=== GIVEN RECORDS ===
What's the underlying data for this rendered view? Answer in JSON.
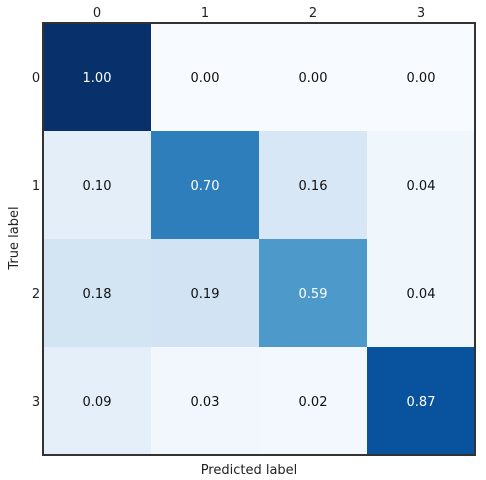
{
  "chart_data": {
    "type": "heatmap",
    "title": "",
    "xlabel": "Predicted label",
    "ylabel": "True label",
    "x_ticks": [
      "0",
      "1",
      "2",
      "3"
    ],
    "y_ticks": [
      "0",
      "1",
      "2",
      "3"
    ],
    "x_ticks_position": "top",
    "colormap": "Blues",
    "value_range": [
      0,
      1
    ],
    "grid": false,
    "values": [
      [
        1.0,
        0.0,
        0.0,
        0.0
      ],
      [
        0.1,
        0.7,
        0.16,
        0.04
      ],
      [
        0.18,
        0.19,
        0.59,
        0.04
      ],
      [
        0.09,
        0.03,
        0.02,
        0.87
      ]
    ],
    "cell_labels": [
      [
        "1.00",
        "0.00",
        "0.00",
        "0.00"
      ],
      [
        "0.10",
        "0.70",
        "0.16",
        "0.04"
      ],
      [
        "0.18",
        "0.19",
        "0.59",
        "0.04"
      ],
      [
        "0.09",
        "0.03",
        "0.02",
        "0.87"
      ]
    ]
  }
}
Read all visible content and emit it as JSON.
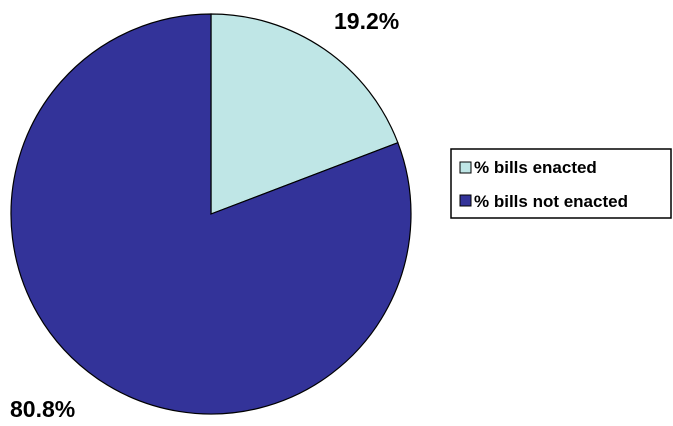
{
  "chart_data": {
    "type": "pie",
    "title": "",
    "slices": [
      {
        "label": "% bills enacted",
        "value": 19.2,
        "value_label": "19.2%",
        "color": "#bfe6e6"
      },
      {
        "label": "% bills not enacted",
        "value": 80.8,
        "value_label": "80.8%",
        "color": "#333399"
      }
    ],
    "start_angle_deg": 0,
    "direction": "clockwise",
    "legend": {
      "position": "right",
      "entries": [
        "% bills enacted",
        "% bills not enacted"
      ]
    }
  }
}
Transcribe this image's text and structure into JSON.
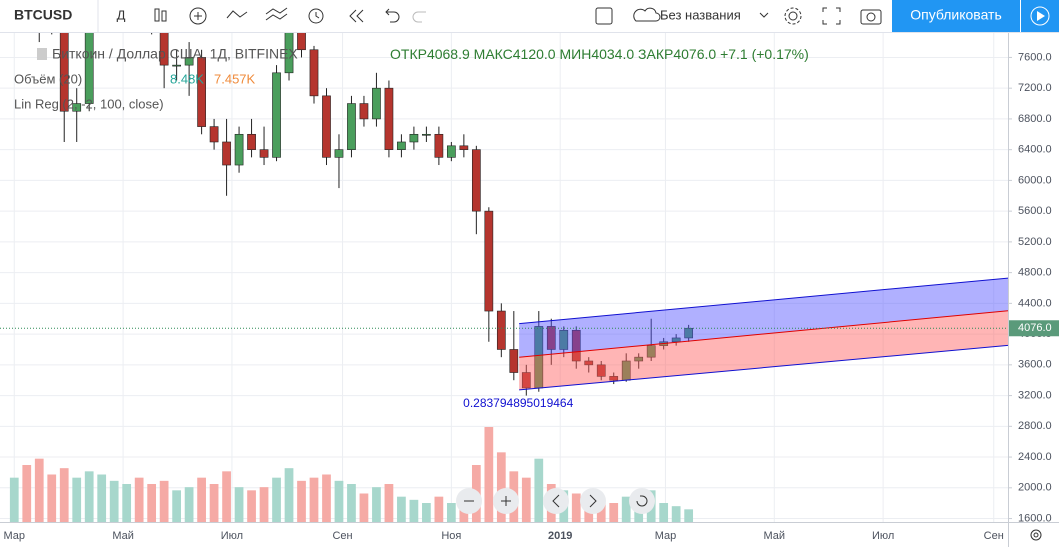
{
  "toolbar": {
    "symbol": "BTCUSD",
    "interval": "Д",
    "layout_name": "Без названия",
    "publish": "Опубликовать"
  },
  "legend": {
    "title": "Биткоин / Доллар США, 1Д, BITFINEX",
    "ohlc": [
      {
        "label": "ОТКР",
        "value": "4068.9"
      },
      {
        "label": "МАКС",
        "value": "4120.0"
      },
      {
        "label": "МИН",
        "value": "4034.0"
      },
      {
        "label": "ЗАКР",
        "value": "4076.0"
      }
    ],
    "change": "+7.1 (+0.17%)",
    "volume_name": "Объём (20)",
    "volume_value": "8.48K",
    "volume_ma": "7.457K",
    "linreg_name": "Lin Reg (2, -2, 100, close)"
  },
  "chart_data": {
    "type": "candlestick",
    "x": [
      0,
      7,
      14,
      21,
      28,
      35,
      42,
      49,
      56,
      63,
      70,
      77,
      84,
      91,
      98,
      105,
      112,
      119,
      126,
      133,
      140,
      147,
      154,
      161,
      168,
      175,
      182,
      189,
      196,
      203,
      210,
      217,
      224,
      231,
      238,
      245,
      252,
      259,
      266,
      273,
      280,
      287,
      294,
      301,
      308,
      315,
      322,
      329,
      336,
      343,
      350,
      357,
      364,
      371,
      378
    ],
    "open": [
      10900,
      11000,
      9200,
      8600,
      8100,
      6900,
      7000,
      8100,
      8900,
      9300,
      9600,
      8500,
      8200,
      7500,
      7500,
      7600,
      6700,
      6500,
      6200,
      6600,
      6400,
      6300,
      7400,
      8200,
      7700,
      7100,
      6300,
      6400,
      7000,
      6800,
      7200,
      6400,
      6500,
      6600,
      6600,
      6300,
      6450,
      6400,
      5600,
      4300,
      3800,
      3500,
      3300,
      4100,
      3800,
      4050,
      3650,
      3600,
      3450,
      3400,
      3650,
      3700,
      3850,
      3900,
      3950
    ],
    "high": [
      11200,
      11500,
      9400,
      9000,
      8200,
      7200,
      8300,
      9000,
      9700,
      9900,
      9700,
      8700,
      8300,
      7700,
      7800,
      7700,
      6800,
      6800,
      6700,
      6800,
      6700,
      7500,
      8300,
      8400,
      7750,
      7200,
      6600,
      7100,
      7100,
      7400,
      7300,
      6600,
      6700,
      6700,
      6700,
      6500,
      6600,
      6450,
      5650,
      4400,
      4300,
      3600,
      4300,
      4200,
      4100,
      4100,
      3700,
      3650,
      3500,
      3750,
      3750,
      4200,
      3950,
      4000,
      4120
    ],
    "low": [
      10400,
      9000,
      7800,
      7900,
      6500,
      6500,
      6900,
      8000,
      8700,
      9200,
      8300,
      7900,
      7200,
      7300,
      7100,
      6600,
      6400,
      5800,
      6100,
      6300,
      6200,
      6250,
      7300,
      7600,
      7000,
      6200,
      5900,
      6300,
      6700,
      6700,
      6300,
      6300,
      6400,
      6500,
      6200,
      6250,
      6300,
      5300,
      3900,
      3700,
      3400,
      3200,
      3250,
      3600,
      3700,
      3550,
      3500,
      3400,
      3350,
      3380,
      3550,
      3650,
      3800,
      3850,
      3900
    ],
    "close": [
      11000,
      9200,
      8600,
      8100,
      6900,
      7000,
      8100,
      8900,
      9300,
      9600,
      8500,
      8200,
      7500,
      7500,
      7600,
      6700,
      6500,
      6200,
      6600,
      6400,
      6300,
      7400,
      8200,
      7700,
      7100,
      6300,
      6400,
      7000,
      6800,
      7200,
      6400,
      6500,
      6600,
      6600,
      6300,
      6450,
      6400,
      5600,
      4300,
      3800,
      3500,
      3300,
      4100,
      3800,
      4050,
      3650,
      3600,
      3450,
      3400,
      3650,
      3700,
      3850,
      3900,
      3950,
      4076
    ],
    "volume": [
      14,
      18,
      20,
      15,
      17,
      14,
      16,
      15,
      13,
      12,
      14,
      12,
      13,
      10,
      11,
      14,
      12,
      16,
      11,
      10,
      11,
      14,
      17,
      13,
      14,
      15,
      13,
      12,
      9,
      11,
      12,
      8,
      7,
      6,
      8,
      6,
      7,
      18,
      30,
      22,
      16,
      14,
      20,
      12,
      10,
      9,
      7,
      6,
      6,
      8,
      7,
      10,
      6,
      5,
      4
    ],
    "up_color": "#4a9e5c",
    "down_color": "#b5352e",
    "up_volume_color": "#a7d7cc",
    "down_volume_color": "#f5aaa5",
    "xlim": [
      -8,
      557
    ],
    "xticks": [
      {
        "value": 0,
        "label": "Мар"
      },
      {
        "value": 61,
        "label": "Май"
      },
      {
        "value": 122,
        "label": "Июл"
      },
      {
        "value": 184,
        "label": "Сен"
      },
      {
        "value": 245,
        "label": "Ноя"
      },
      {
        "value": 306,
        "label": "2019"
      },
      {
        "value": 365,
        "label": "Мар"
      },
      {
        "value": 426,
        "label": "Май"
      },
      {
        "value": 487,
        "label": "Июл"
      },
      {
        "value": 549,
        "label": "Сен"
      }
    ],
    "ylim": [
      1555,
      7918
    ],
    "yticks": [
      {
        "value": 1600,
        "label": "1600.0"
      },
      {
        "value": 2000,
        "label": "2000.0"
      },
      {
        "value": 2400,
        "label": "2400.0"
      },
      {
        "value": 2800,
        "label": "2800.0"
      },
      {
        "value": 3200,
        "label": "3200.0"
      },
      {
        "value": 3600,
        "label": "3600.0"
      },
      {
        "value": 4000,
        "label": "4000.0"
      },
      {
        "value": 4400,
        "label": "4400.0"
      },
      {
        "value": 4800,
        "label": "4800.0"
      },
      {
        "value": 5200,
        "label": "5200.0"
      },
      {
        "value": 5600,
        "label": "5600.0"
      },
      {
        "value": 6000,
        "label": "6000.0"
      },
      {
        "value": 6400,
        "label": "6400.0"
      },
      {
        "value": 6800,
        "label": "6800.0"
      },
      {
        "value": 7200,
        "label": "7200.0"
      },
      {
        "value": 7600,
        "label": "7600.0"
      }
    ],
    "grid": true,
    "last_price": 4076,
    "last_price_label": "4076.0",
    "regression": {
      "x": [
        283,
        557
      ],
      "upper": [
        4137,
        4729
      ],
      "mid": [
        3699,
        4304
      ],
      "lower": [
        3274,
        3853
      ],
      "pearson": "0.283794895019464"
    }
  }
}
===
◆ AIM OF THE EXERCISE ◆
Extract each line from the listing that holds the word "bills".

◆ RESPONSE TO THE EXERCISE ◆
        "label": "% bills enacted",
        "label": "% bills not enacted",
        "% bills enacted",
        "% bills not enacted"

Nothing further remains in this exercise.